*THE EXERCISE*: Render the lines from the start of the records through the line containing "layer-color-swatch[interactable] (2, 80, 18, 96)", both included, as a JSON list of strings with one string per line and blank lines omitted.

───── MATERIAL FOR THE TASK

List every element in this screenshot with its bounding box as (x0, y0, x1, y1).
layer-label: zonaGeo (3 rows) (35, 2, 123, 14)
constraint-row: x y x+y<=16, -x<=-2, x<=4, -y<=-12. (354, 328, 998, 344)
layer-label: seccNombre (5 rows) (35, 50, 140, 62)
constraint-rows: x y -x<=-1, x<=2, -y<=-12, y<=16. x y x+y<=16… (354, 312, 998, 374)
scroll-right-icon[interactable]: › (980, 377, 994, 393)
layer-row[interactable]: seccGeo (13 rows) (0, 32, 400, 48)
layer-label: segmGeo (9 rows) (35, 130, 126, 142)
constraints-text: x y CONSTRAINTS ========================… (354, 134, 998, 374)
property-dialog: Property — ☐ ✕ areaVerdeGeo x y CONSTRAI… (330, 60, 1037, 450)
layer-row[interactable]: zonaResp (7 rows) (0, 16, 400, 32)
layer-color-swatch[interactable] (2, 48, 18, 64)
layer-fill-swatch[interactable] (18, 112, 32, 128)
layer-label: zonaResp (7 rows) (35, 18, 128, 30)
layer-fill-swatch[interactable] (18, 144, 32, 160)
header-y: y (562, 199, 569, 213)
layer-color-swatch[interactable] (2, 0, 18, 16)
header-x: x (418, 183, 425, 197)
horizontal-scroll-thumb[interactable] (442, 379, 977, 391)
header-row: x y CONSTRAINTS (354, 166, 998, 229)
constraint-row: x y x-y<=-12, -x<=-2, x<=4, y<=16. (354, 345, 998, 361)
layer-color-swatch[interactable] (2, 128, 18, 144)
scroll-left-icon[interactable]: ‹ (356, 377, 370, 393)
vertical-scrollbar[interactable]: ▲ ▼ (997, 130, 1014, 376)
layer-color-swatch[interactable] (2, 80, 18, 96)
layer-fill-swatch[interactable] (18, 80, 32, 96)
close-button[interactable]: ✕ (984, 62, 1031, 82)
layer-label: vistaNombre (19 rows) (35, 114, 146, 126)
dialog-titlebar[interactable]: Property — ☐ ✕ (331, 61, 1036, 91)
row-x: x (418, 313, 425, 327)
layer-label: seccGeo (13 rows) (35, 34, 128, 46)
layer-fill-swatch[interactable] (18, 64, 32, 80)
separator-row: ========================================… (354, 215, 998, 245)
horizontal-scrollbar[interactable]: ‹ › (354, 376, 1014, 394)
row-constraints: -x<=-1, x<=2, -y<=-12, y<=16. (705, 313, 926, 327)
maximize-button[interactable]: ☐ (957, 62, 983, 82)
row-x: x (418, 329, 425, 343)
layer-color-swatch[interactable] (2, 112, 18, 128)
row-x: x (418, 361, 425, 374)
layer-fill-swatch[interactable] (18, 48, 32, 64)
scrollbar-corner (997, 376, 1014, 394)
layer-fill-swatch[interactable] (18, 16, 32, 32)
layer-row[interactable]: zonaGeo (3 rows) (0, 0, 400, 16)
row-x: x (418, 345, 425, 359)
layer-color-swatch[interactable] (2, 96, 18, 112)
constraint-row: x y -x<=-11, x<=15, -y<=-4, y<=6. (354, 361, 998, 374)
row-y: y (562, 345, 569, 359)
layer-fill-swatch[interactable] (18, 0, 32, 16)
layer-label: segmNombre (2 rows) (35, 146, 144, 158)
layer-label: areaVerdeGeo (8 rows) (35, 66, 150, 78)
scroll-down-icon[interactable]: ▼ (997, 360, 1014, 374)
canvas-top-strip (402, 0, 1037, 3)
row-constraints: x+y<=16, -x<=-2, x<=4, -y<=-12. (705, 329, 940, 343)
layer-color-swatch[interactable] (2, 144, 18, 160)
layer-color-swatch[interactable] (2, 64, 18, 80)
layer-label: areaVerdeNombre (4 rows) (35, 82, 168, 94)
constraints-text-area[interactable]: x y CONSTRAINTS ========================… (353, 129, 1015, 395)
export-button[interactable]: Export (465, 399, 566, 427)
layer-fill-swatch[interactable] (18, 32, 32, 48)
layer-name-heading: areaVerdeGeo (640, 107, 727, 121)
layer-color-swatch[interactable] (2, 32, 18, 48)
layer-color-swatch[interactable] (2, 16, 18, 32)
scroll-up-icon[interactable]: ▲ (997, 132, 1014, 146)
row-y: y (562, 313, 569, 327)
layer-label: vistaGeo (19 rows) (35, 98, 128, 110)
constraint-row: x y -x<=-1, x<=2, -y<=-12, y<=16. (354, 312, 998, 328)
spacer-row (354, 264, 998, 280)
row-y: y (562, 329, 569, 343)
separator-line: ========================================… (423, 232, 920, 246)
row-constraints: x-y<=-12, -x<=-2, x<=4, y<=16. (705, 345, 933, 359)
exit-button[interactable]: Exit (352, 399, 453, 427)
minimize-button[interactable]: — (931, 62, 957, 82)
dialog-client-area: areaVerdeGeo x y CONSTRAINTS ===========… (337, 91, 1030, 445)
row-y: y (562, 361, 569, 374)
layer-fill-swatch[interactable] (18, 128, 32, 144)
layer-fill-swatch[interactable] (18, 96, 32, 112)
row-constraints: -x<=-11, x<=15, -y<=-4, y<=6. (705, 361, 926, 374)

──────────

*CORRECT OUTPUT*:
[
  "List every element in this screenshot with its bounding box as (x0, y0, x1, y1).",
  "layer-label: zonaGeo (3 rows) (35, 2, 123, 14)",
  "constraint-row: x y x+y<=16, -x<=-2, x<=4, -y<=-12. (354, 328, 998, 344)",
  "layer-label: seccNombre (5 rows) (35, 50, 140, 62)",
  "constraint-rows: x y -x<=-1, x<=2, -y<=-12, y<=16. x y x+y<=16… (354, 312, 998, 374)",
  "scroll-right-icon[interactable]: › (980, 377, 994, 393)",
  "layer-row[interactable]: seccGeo (13 rows) (0, 32, 400, 48)",
  "layer-label: segmGeo (9 rows) (35, 130, 126, 142)",
  "constraints-text: x y CONSTRAINTS ========================… (354, 134, 998, 374)",
  "property-dialog: Property — ☐ ✕ areaVerdeGeo x y CONSTRAI… (330, 60, 1037, 450)",
  "layer-row[interactable]: zonaResp (7 rows) (0, 16, 400, 32)",
  "layer-color-swatch[interactable] (2, 48, 18, 64)",
  "layer-fill-swatch[interactable] (18, 112, 32, 128)",
  "layer-label: zonaResp (7 rows) (35, 18, 128, 30)",
  "layer-fill-swatch[interactable] (18, 144, 32, 160)",
  "header-y: y (562, 199, 569, 213)",
  "layer-color-swatch[interactable] (2, 0, 18, 16)",
  "header-x: x (418, 183, 425, 197)",
  "horizontal-scroll-thumb[interactable] (442, 379, 977, 391)",
  "header-row: x y CONSTRAINTS (354, 166, 998, 229)",
  "constraint-row: x y x-y<=-12, -x<=-2, x<=4, y<=16. (354, 345, 998, 361)",
  "layer-color-swatch[interactable] (2, 128, 18, 144)",
  "scroll-left-icon[interactable]: ‹ (356, 377, 370, 393)",
  "vertical-scrollbar[interactable]: ▲ ▼ (997, 130, 1014, 376)",
  "layer-color-swatch[interactable] (2, 80, 18, 96)"
]